EXERCISE REQUIREMENTS
Search the material below for the string "creation" and extract each line that has it.

RECORDS SUPPLIED
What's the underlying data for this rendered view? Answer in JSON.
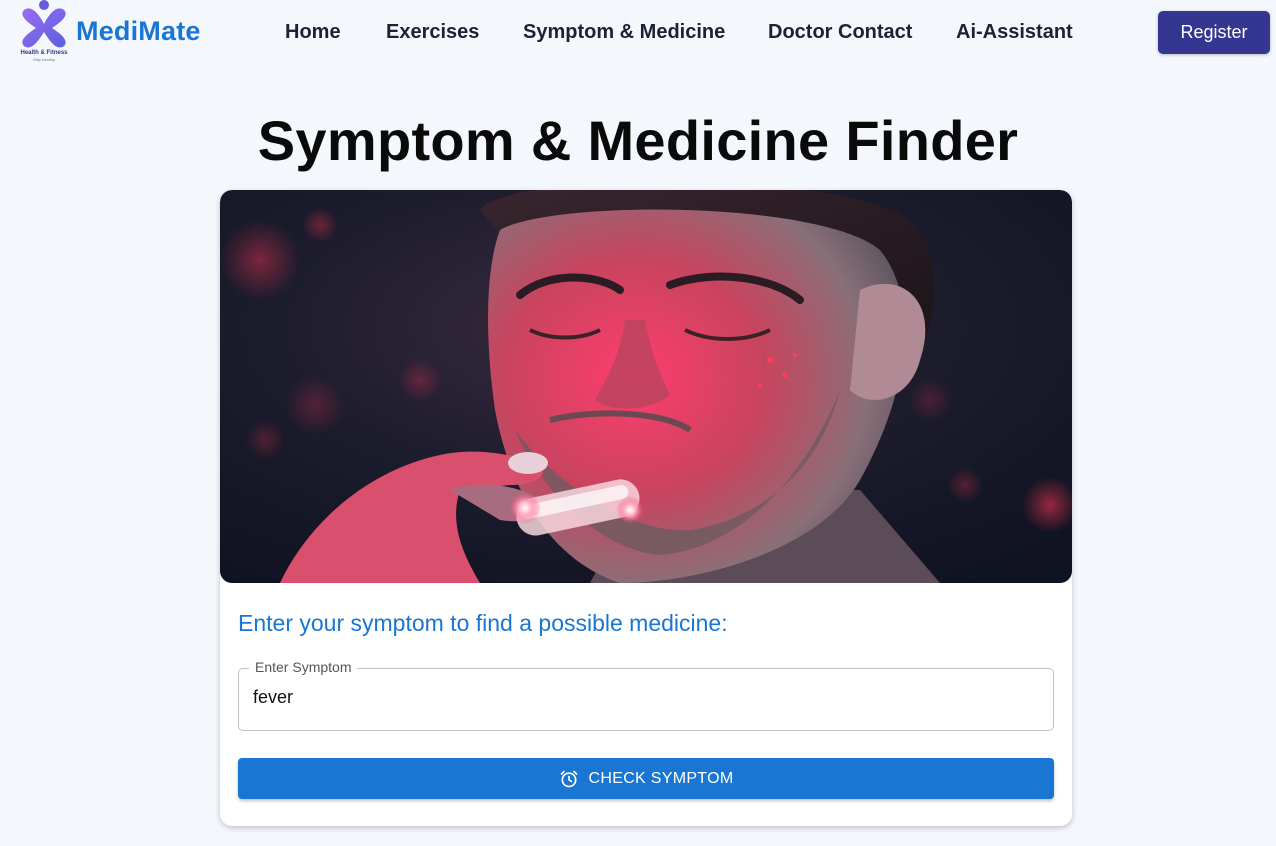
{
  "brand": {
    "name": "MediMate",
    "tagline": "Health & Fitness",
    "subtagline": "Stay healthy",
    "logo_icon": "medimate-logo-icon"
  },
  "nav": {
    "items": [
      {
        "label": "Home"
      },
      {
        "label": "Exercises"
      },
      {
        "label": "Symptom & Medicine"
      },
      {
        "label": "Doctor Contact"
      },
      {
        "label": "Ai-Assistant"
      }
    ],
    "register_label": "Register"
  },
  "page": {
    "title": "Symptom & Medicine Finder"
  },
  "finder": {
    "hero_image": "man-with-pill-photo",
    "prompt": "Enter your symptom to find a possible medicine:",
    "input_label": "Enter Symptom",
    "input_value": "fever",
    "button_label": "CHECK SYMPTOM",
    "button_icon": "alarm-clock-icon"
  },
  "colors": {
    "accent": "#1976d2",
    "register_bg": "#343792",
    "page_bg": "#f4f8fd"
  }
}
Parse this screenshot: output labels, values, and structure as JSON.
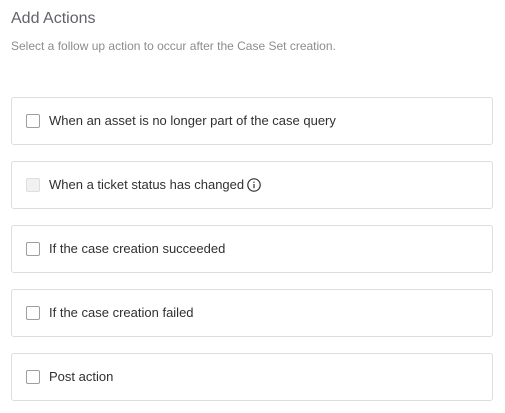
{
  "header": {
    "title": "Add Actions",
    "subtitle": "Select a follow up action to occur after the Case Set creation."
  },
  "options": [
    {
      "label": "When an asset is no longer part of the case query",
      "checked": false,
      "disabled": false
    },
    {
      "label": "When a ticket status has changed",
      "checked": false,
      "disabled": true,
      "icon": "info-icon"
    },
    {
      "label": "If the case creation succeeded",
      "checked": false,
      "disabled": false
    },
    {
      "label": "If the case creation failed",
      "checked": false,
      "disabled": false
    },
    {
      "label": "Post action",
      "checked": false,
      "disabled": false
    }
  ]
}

WRITTEN RESPONSE
    "subtitle": "Select a follow up action to occur after the Case Set creation."
      "label": "If the case creation succeeded",
      "label": "If the case creation failed",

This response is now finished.